#### [Work to do]
All of the entries need to be written out again, exactly as they are.

#### [Stored data]

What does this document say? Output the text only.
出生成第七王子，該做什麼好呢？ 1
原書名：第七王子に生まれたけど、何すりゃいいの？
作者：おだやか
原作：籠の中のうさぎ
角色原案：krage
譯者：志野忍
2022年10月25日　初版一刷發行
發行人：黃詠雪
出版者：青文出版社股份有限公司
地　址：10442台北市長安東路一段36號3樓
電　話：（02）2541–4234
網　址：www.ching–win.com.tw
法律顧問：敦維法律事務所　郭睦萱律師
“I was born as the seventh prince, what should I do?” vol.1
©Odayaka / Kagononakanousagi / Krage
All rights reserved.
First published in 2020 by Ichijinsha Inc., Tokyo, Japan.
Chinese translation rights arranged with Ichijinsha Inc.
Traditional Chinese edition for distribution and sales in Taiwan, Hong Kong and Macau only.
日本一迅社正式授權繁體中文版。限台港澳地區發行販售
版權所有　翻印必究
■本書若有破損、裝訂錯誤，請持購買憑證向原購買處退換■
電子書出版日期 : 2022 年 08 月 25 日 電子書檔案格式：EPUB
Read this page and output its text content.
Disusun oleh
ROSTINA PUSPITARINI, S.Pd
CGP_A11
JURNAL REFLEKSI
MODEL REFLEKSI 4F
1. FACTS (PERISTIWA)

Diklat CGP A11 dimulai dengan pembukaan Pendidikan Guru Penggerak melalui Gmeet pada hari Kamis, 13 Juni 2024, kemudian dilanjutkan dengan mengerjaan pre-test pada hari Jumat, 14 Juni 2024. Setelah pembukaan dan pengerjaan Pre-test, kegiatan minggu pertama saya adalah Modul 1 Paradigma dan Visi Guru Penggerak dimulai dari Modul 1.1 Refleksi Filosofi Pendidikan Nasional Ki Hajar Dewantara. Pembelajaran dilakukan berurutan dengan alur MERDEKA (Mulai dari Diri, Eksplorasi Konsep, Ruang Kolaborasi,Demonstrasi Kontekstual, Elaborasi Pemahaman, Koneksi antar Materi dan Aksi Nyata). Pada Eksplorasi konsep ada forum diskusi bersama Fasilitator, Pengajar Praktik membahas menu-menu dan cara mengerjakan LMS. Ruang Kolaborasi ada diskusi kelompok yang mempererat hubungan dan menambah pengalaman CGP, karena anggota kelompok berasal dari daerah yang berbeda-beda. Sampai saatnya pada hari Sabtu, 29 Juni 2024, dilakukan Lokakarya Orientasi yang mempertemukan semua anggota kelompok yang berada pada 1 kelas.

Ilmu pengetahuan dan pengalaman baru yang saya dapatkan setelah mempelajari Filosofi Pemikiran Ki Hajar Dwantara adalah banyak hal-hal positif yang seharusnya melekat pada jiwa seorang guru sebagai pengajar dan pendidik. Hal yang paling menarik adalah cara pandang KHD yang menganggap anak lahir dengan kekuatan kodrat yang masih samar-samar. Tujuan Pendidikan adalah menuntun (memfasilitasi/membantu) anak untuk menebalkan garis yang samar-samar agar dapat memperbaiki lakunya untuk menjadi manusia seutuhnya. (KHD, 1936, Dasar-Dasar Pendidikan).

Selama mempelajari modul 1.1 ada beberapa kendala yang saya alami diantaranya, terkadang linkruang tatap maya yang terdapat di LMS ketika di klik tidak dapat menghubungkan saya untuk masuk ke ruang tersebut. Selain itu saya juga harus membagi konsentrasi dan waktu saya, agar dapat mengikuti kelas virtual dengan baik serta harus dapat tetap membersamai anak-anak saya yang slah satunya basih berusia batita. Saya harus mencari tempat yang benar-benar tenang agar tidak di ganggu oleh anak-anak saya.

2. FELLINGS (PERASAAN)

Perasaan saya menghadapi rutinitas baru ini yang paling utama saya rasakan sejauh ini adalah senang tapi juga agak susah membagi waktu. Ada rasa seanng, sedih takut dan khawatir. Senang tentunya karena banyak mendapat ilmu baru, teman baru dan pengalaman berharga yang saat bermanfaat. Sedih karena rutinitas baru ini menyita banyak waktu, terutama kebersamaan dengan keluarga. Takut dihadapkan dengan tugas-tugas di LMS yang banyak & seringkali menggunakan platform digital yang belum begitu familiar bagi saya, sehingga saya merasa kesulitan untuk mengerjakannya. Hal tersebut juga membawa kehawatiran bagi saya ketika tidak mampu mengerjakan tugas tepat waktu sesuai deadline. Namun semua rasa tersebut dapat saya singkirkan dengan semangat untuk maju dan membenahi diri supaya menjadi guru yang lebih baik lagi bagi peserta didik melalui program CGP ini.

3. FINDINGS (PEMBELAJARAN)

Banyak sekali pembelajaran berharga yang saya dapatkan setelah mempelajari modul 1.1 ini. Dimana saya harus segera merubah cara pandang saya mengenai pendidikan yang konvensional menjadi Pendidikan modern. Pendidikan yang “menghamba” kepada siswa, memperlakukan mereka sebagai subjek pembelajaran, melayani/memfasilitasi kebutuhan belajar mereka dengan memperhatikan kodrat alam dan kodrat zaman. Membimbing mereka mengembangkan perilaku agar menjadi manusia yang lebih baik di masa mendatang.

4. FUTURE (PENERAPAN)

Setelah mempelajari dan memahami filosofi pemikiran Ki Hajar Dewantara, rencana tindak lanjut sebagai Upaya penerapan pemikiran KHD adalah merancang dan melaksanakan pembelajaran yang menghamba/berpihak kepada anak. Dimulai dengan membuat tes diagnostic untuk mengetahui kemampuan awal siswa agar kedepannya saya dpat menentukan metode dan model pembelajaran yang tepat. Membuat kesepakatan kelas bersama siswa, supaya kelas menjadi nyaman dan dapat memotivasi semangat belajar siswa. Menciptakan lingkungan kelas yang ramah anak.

#### [The completed task]
What does this document say? Output the text only.
出生成第七王子，該做什麼好呢？ 1
原書名：第七王子に生まれたけど、何すりゃいいの？
作者：おだやか
原作：籠の中のうさぎ
角色原案：krage
譯者：志野忍
2022年10月25日　初版一刷發行
發行人：黃詠雪
出版者：青文出版社股份有限公司
地　址：10442台北市長安東路一段36號3樓
電　話：（02）2541–4234
網　址：www.ching–win.com.tw
法律顧問：敦維法律事務所　郭睦萱律師
“I was born as the seventh prince, what should I do?” vol.1
©Odayaka / Kagononakanousagi / Krage
All rights reserved.
First published in 2020 by Ichijinsha Inc., Tokyo, Japan.
Chinese translation rights arranged with Ichijinsha Inc.
Traditional Chinese edition for distribution and sales in Taiwan, Hong Kong and Macau only.
日本一迅社正式授權繁體中文版。限台港澳地區發行販售
版權所有　翻印必究
■本書若有破損、裝訂錯誤，請持購買憑證向原購買處退換■
電子書出版日期 : 2022 年 08 月 25 日 電子書檔案格式：EPUB
Read this page and output its text content.
Disusun oleh
ROSTINA PUSPITARINI, S.Pd
CGP_A11
JURNAL REFLEKSI
MODEL REFLEKSI 4F
1. FACTS (PERISTIWA)

Diklat CGP A11 dimulai dengan pembukaan Pendidikan Guru Penggerak melalui Gmeet pada hari Kamis, 13 Juni 2024, kemudian dilanjutkan dengan mengerjaan pre-test pada hari Jumat, 14 Juni 2024. Setelah pembukaan dan pengerjaan Pre-test, kegiatan minggu pertama saya adalah Modul 1 Paradigma dan Visi Guru Penggerak dimulai dari Modul 1.1 Refleksi Filosofi Pendidikan Nasional Ki Hajar Dewantara. Pembelajaran dilakukan berurutan dengan alur MERDEKA (Mulai dari Diri, Eksplorasi Konsep, Ruang Kolaborasi,Demonstrasi Kontekstual, Elaborasi Pemahaman, Koneksi antar Materi dan Aksi Nyata). Pada Eksplorasi konsep ada forum diskusi bersama Fasilitator, Pengajar Praktik membahas menu-menu dan cara mengerjakan LMS. Ruang Kolaborasi ada diskusi kelompok yang mempererat hubungan dan menambah pengalaman CGP, karena anggota kelompok berasal dari daerah yang berbeda-beda. Sampai saatnya pada hari Sabtu, 29 Juni 2024, dilakukan Lokakarya Orientasi yang mempertemukan semua anggota kelompok yang berada pada 1 kelas.

Ilmu pengetahuan dan pengalaman baru yang saya dapatkan setelah mempelajari Filosofi Pemikiran Ki Hajar Dwantara adalah banyak hal-hal positif yang seharusnya melekat pada jiwa seorang guru sebagai pengajar dan pendidik. Hal yang paling menarik adalah cara pandang KHD yang menganggap anak lahir dengan kekuatan kodrat yang masih samar-samar. Tujuan Pendidikan adalah menuntun (memfasilitasi/membantu) anak untuk menebalkan garis yang samar-samar agar dapat memperbaiki lakunya untuk menjadi manusia seutuhnya. (KHD, 1936, Dasar-Dasar Pendidikan).

Selama mempelajari modul 1.1 ada beberapa kendala yang saya alami diantaranya, terkadang linkruang tatap maya yang terdapat di LMS ketika di klik tidak dapat menghubungkan saya untuk masuk ke ruang tersebut. Selain itu saya juga harus membagi konsentrasi dan waktu saya, agar dapat mengikuti kelas virtual dengan baik serta harus dapat tetap membersamai anak-anak saya yang slah satunya basih berusia batita. Saya harus mencari tempat yang benar-benar tenang agar tidak di ganggu oleh anak-anak saya.

2. FELLINGS (PERASAAN)

Perasaan saya menghadapi rutinitas baru ini yang paling utama saya rasakan sejauh ini adalah senang tapi juga agak susah membagi waktu. Ada rasa seanng, sedih takut dan khawatir. Senang tentunya karena banyak mendapat ilmu baru, teman baru dan pengalaman berharga yang saat bermanfaat. Sedih karena rutinitas baru ini menyita banyak waktu, terutama kebersamaan dengan keluarga. Takut dihadapkan dengan tugas-tugas di LMS yang banyak & seringkali menggunakan platform digital yang belum begitu familiar bagi saya, sehingga saya merasa kesulitan untuk mengerjakannya. Hal tersebut juga membawa kehawatiran bagi saya ketika tidak mampu mengerjakan tugas tepat waktu sesuai deadline. Namun semua rasa tersebut dapat saya singkirkan dengan semangat untuk maju dan membenahi diri supaya menjadi guru yang lebih baik lagi bagi peserta didik melalui program CGP ini.

3. FINDINGS (PEMBELAJARAN)

Banyak sekali pembelajaran berharga yang saya dapatkan setelah mempelajari modul 1.1 ini. Dimana saya harus segera merubah cara pandang saya mengenai pendidikan yang konvensional menjadi Pendidikan modern. Pendidikan yang “menghamba” kepada siswa, memperlakukan mereka sebagai subjek pembelajaran, melayani/memfasilitasi kebutuhan belajar mereka dengan memperhatikan kodrat alam dan kodrat zaman. Membimbing mereka mengembangkan perilaku agar menjadi manusia yang lebih baik di masa mendatang.

4. FUTURE (PENERAPAN)

Setelah mempelajari dan memahami filosofi pemikiran Ki Hajar Dewantara, rencana tindak lanjut sebagai Upaya penerapan pemikiran KHD adalah merancang dan melaksanakan pembelajaran yang menghamba/berpihak kepada anak. Dimulai dengan membuat tes diagnostic untuk mengetahui kemampuan awal siswa agar kedepannya saya dpat menentukan metode dan model pembelajaran yang tepat. Membuat kesepakatan kelas bersama siswa, supaya kelas menjadi nyaman dan dapat memotivasi semangat belajar siswa. Menciptakan lingkungan kelas yang ramah anak.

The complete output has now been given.